§ **WHAT IS BEING ASKED**:
Tally the lines of the listing that contain the word "Warszawski", then give the total and nothing else.

--------

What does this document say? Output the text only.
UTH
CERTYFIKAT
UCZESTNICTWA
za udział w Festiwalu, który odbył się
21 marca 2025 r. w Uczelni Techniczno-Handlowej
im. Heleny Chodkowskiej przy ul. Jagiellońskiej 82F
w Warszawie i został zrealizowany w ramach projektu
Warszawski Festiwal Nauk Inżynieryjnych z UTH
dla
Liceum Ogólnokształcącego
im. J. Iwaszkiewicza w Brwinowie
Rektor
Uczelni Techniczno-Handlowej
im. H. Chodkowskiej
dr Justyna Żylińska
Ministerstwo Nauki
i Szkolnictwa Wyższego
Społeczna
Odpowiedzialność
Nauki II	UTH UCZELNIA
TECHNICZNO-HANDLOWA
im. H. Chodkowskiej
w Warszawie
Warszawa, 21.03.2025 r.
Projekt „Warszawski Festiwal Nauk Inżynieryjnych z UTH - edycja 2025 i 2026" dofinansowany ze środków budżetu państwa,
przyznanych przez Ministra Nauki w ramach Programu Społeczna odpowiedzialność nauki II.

--------

§ **WRITTEN ANSWER**:
2